Records from a data collection
>> begin
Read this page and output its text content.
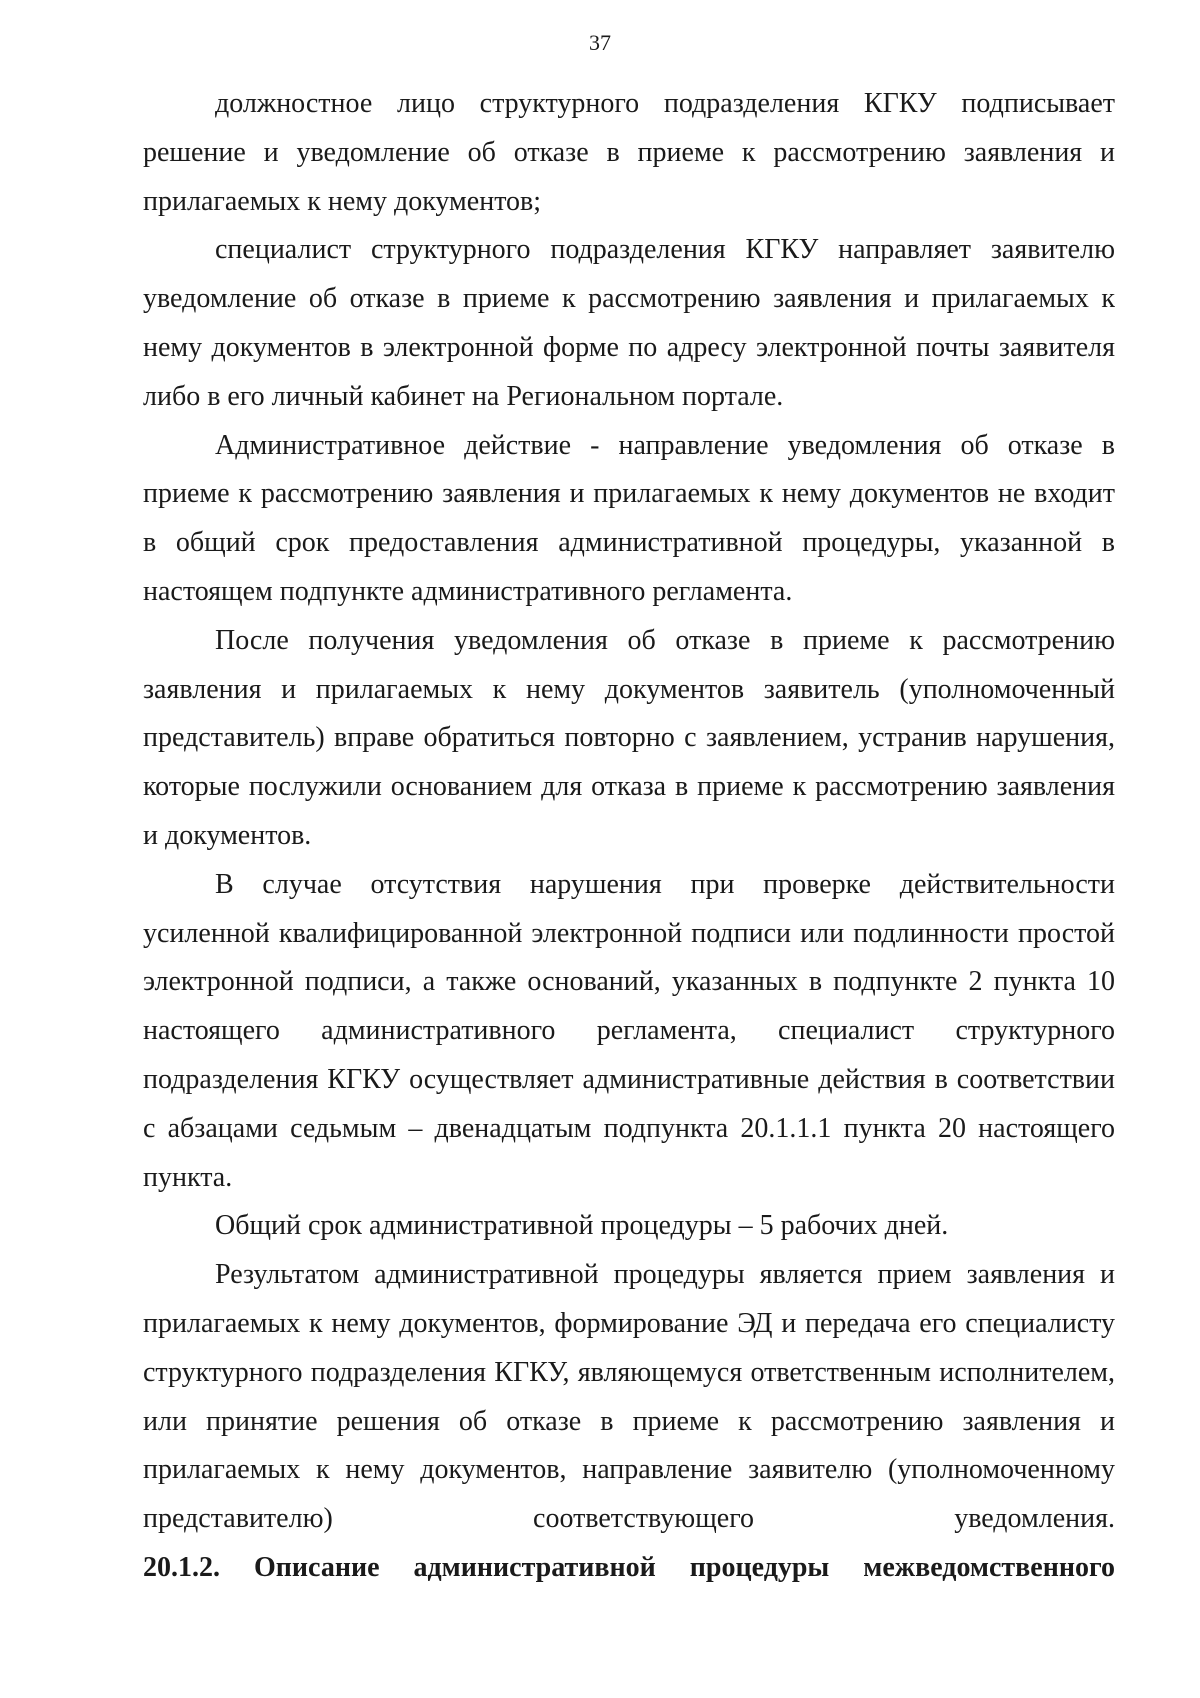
37

должностное лицо структурного подразделения КГКУ подписывает решение и уведомление об отказе в приеме к рассмотрению заявления и прилагаемых к нему документов;

специалист структурного подразделения КГКУ направляет заявителю уведомление об отказе в приеме к рассмотрению заявления и прилагаемых к нему документов в электронной форме по адресу электронной почты заявителя либо в его личный кабинет на Региональном портале.

Административное действие - направление уведомления об отказе в приеме к рассмотрению заявления и прилагаемых к нему документов не входит в общий срок предоставления административной процедуры, указанной в настоящем подпункте административного регламента.

После получения уведомления об отказе в приеме к рассмотрению заявления и прилагаемых к нему документов заявитель (уполномоченный представитель) вправе обратиться повторно с заявлением, устранив нарушения, которые послужили основанием для отказа в приеме к рассмотрению заявления и документов.

В случае отсутствия нарушения при проверке действительности усиленной квалифицированной электронной подписи или подлинности простой электронной подписи, а также оснований, указанных в подпункте 2 пункта 10 настоящего административного регламента, специалист структурного подразделения КГКУ осуществляет административные действия в соответствии с абзацами седьмым – двенадцатым подпункта 20.1.1.1 пункта 20 настоящего пункта.

Общий срок административной процедуры – 5 рабочих дней.

Результатом административной процедуры является прием заявления и прилагаемых к нему документов, формирование ЭД и передача его специалисту структурного подразделения КГКУ, являющемуся ответственным исполнителем, или принятие решения об отказе в приеме к рассмотрению заявления и прилагаемых к нему документов, направление заявителю (уполномоченному представителю) соответствующего уведомления.

20.1.2. Описание административной процедуры межведомственного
>> end
## EXERCISE BRIEF
Go through the entries above and copy every line containing "прилагаемых".

## WRITTEN RESPONSE
должностное лицо структурного подразделения КГКУ подписывает решение и уведомление об отказе в приеме к рассмотрению заявления и прилагаемых к нему документов;
специалист структурного подразделения КГКУ направляет заявителю уведомление об отказе в приеме к рассмотрению заявления и прилагаемых к нему документов в электронной форме по адресу электронной почты заявителя либо в его личный кабинет на Региональном портале.
Административное действие - направление уведомления об отказе в приеме к рассмотрению заявления и прилагаемых к нему документов не входит в общий срок предоставления административной процедуры, указанной в настоящем подпункте административного регламента.
После получения уведомления об отказе в приеме к рассмотрению заявления и прилагаемых к нему документов заявитель (уполномоченный представитель) вправе обратиться повторно с заявлением, устранив нарушения, которые послужили основанием для отказа в приеме к рассмотрению заявления и документов.
Результатом административной процедуры является прием заявления и прилагаемых к нему документов, формирование ЭД и передача его специалисту структурного подразделения КГКУ, являющемуся ответственным исполнителем, или принятие решения об отказе в приеме к рассмотрению заявления и прилагаемых к нему документов, направление заявителю (уполномоченному представителю) соответствующего уведомления.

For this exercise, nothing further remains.